START

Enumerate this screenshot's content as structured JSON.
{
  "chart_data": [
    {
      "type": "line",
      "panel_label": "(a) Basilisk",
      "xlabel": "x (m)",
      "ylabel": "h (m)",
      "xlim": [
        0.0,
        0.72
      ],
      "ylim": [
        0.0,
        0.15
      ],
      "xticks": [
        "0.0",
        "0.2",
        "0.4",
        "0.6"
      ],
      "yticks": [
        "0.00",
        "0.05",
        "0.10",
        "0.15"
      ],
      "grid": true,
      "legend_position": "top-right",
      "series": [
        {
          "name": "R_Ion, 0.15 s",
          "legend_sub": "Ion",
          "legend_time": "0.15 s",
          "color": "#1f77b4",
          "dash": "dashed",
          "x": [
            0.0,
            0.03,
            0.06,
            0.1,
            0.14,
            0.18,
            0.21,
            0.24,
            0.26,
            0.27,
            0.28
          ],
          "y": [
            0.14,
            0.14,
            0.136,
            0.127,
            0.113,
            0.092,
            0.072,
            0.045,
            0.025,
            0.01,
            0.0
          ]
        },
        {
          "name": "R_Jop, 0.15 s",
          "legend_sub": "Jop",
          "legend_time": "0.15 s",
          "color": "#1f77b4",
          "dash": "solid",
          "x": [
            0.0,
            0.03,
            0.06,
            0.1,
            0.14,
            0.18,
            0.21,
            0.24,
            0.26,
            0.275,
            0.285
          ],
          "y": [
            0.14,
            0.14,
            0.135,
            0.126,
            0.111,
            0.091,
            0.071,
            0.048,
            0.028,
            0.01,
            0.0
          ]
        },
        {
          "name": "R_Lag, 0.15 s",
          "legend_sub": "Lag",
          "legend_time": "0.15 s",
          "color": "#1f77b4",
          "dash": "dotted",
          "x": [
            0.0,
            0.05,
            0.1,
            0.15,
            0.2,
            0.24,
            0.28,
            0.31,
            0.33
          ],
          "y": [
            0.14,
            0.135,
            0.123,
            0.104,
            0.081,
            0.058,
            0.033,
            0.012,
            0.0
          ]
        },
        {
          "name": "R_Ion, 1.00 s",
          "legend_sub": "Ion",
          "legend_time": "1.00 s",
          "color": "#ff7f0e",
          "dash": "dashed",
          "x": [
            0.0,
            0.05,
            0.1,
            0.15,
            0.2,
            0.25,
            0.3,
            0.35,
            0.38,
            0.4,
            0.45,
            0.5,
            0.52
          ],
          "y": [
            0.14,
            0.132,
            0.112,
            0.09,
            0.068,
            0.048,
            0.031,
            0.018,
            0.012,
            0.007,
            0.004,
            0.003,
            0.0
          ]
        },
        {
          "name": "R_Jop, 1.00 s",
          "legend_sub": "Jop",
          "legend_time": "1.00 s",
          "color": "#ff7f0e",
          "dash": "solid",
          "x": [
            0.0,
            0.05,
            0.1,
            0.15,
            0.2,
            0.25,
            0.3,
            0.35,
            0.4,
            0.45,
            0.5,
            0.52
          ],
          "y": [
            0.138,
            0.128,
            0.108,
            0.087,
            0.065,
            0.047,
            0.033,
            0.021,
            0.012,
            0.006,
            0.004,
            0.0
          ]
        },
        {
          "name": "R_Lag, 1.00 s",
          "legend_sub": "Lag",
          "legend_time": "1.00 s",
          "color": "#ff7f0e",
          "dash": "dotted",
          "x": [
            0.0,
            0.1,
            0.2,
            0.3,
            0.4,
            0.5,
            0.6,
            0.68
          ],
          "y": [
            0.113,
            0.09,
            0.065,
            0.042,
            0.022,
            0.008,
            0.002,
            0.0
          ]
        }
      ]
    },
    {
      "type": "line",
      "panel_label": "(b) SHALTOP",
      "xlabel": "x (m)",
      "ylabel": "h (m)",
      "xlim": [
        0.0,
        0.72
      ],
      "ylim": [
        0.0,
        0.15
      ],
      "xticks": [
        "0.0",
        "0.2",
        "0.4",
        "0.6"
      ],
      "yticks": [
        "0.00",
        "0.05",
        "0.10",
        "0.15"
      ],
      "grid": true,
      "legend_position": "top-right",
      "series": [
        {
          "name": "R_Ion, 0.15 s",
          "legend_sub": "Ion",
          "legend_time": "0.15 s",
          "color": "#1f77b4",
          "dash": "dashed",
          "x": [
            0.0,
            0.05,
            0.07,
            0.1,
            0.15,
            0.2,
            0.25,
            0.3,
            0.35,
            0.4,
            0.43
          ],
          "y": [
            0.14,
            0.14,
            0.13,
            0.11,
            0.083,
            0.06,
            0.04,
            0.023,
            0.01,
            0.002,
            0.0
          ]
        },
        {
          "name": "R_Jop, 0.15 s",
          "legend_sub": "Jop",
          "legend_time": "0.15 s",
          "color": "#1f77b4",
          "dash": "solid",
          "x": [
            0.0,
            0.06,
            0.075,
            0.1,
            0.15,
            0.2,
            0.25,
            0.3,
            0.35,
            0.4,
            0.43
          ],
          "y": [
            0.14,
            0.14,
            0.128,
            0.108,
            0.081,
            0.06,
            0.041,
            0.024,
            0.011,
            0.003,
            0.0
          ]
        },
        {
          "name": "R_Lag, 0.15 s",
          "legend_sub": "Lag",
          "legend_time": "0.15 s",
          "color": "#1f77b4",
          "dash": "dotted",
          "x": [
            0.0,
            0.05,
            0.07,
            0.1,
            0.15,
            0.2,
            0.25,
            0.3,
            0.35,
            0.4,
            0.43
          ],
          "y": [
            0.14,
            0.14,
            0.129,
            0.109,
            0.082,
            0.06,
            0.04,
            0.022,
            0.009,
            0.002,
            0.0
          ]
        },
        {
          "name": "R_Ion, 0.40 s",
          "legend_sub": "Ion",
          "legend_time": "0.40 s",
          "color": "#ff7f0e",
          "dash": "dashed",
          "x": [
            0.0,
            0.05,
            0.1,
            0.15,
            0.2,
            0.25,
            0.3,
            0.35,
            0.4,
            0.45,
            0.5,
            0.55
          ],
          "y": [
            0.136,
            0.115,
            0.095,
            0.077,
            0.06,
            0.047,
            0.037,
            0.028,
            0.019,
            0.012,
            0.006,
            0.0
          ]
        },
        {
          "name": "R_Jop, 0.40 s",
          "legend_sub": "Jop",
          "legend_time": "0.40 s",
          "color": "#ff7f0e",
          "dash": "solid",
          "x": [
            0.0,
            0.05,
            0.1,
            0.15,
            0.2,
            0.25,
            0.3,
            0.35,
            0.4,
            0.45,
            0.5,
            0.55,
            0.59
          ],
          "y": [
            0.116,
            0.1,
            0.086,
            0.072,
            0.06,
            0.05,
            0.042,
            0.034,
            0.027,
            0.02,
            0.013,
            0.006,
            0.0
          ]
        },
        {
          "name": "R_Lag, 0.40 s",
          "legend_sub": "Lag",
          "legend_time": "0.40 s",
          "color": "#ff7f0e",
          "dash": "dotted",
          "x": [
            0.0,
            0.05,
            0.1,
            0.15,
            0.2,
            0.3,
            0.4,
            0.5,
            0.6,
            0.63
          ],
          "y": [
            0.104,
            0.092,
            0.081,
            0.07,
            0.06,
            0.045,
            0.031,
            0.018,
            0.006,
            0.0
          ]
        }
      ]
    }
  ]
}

END
START

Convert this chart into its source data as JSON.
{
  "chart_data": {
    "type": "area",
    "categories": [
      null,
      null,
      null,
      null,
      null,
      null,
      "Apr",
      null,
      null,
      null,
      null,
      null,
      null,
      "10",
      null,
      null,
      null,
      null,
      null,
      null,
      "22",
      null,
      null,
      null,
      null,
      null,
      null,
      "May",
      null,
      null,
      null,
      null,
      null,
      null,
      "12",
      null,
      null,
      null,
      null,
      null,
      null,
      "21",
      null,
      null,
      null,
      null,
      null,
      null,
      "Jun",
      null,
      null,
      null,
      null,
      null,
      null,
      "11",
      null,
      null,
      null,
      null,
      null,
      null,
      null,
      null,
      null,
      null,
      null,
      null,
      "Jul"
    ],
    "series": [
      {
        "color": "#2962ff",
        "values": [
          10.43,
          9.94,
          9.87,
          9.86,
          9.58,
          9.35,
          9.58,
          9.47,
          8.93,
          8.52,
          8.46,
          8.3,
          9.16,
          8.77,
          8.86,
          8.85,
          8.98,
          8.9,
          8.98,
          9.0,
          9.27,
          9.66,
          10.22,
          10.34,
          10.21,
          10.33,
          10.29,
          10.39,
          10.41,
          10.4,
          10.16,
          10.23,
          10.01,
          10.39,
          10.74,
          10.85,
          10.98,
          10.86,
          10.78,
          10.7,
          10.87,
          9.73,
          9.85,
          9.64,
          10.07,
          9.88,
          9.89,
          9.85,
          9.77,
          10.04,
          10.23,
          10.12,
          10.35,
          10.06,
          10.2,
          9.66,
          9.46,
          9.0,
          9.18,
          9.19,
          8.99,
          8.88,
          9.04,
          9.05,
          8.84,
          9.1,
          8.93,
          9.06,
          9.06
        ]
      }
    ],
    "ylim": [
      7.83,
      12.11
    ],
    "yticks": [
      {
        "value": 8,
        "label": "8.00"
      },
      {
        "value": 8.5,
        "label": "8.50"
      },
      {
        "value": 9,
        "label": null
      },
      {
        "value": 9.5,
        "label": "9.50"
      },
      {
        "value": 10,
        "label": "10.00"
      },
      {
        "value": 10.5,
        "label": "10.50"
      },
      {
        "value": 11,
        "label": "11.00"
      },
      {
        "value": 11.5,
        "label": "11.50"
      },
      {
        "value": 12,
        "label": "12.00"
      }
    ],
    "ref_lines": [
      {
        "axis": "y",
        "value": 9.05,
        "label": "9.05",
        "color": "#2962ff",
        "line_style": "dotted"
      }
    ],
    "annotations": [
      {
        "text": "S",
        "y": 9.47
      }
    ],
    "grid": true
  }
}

END
START

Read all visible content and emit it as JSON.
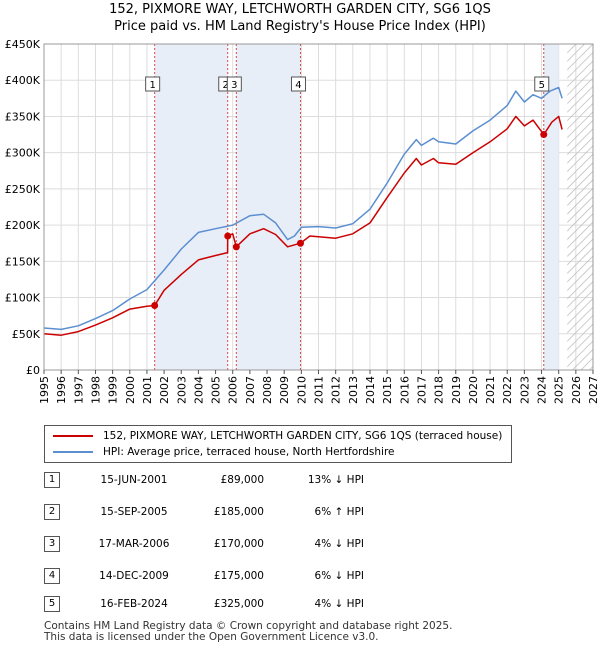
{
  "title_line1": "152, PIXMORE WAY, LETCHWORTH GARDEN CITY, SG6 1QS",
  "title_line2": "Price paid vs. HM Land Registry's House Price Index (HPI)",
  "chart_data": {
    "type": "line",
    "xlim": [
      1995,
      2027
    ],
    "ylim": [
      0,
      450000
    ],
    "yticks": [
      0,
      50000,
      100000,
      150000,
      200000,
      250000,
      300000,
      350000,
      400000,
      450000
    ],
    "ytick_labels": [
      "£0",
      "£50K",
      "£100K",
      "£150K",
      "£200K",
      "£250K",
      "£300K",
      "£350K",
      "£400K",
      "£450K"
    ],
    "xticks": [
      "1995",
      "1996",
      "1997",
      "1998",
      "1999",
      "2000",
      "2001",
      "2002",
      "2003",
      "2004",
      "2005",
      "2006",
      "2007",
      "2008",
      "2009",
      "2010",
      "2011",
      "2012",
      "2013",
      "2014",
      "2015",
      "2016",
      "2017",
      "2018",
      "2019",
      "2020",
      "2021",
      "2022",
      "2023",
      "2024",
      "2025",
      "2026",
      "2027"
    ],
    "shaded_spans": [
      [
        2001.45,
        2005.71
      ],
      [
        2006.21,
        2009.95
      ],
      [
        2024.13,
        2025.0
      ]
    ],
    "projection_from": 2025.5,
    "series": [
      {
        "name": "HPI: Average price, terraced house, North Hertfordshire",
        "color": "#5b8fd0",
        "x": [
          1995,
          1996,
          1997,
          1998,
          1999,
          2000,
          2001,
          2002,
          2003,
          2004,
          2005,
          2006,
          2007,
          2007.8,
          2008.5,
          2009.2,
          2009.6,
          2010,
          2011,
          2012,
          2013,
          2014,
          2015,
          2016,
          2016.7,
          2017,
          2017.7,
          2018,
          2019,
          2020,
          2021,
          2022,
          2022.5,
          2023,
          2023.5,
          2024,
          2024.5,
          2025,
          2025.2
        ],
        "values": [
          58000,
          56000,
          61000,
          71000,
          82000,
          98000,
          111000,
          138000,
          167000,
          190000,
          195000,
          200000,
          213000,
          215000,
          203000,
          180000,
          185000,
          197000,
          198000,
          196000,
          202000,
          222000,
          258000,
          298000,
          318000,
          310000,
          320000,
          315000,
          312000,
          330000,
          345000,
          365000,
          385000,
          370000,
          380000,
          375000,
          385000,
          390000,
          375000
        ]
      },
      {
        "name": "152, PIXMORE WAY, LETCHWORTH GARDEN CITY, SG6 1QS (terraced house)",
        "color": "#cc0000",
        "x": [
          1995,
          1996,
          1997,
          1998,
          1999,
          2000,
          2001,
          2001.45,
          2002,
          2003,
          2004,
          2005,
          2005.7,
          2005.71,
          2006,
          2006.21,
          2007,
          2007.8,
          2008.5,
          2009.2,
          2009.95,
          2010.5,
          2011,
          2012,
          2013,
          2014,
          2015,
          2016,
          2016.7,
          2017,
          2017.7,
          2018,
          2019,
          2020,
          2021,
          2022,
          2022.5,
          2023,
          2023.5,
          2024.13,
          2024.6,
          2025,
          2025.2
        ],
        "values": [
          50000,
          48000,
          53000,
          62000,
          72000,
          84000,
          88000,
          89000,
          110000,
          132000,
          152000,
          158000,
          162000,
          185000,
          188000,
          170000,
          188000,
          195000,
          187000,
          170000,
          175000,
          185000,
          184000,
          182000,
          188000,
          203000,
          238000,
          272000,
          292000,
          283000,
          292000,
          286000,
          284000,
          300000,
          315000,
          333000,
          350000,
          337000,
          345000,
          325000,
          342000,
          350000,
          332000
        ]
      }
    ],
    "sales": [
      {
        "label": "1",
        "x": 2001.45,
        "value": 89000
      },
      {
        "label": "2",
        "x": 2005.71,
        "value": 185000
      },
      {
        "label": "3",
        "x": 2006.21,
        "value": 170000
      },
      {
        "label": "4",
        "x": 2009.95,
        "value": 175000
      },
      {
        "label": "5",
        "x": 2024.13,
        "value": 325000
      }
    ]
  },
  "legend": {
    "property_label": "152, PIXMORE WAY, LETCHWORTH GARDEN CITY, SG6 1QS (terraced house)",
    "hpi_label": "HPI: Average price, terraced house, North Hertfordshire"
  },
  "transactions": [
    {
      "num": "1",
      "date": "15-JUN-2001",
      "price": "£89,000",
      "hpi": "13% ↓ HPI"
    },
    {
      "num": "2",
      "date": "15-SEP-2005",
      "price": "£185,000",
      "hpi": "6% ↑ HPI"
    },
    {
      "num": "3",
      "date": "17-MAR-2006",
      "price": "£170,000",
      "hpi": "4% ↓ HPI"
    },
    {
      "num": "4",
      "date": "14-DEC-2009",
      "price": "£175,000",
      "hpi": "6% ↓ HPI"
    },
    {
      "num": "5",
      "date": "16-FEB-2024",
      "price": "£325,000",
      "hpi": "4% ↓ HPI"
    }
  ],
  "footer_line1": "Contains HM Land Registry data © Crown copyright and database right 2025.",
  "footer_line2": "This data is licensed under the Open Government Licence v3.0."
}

END

Identify and extract each line of the listing that contains "date".

      "date": "15-JUN-2001",
      "date": "15-SEP-2005",
      "date": "17-MAR-2006",
      "date": "14-DEC-2009",
      "date": "16-FEB-2024",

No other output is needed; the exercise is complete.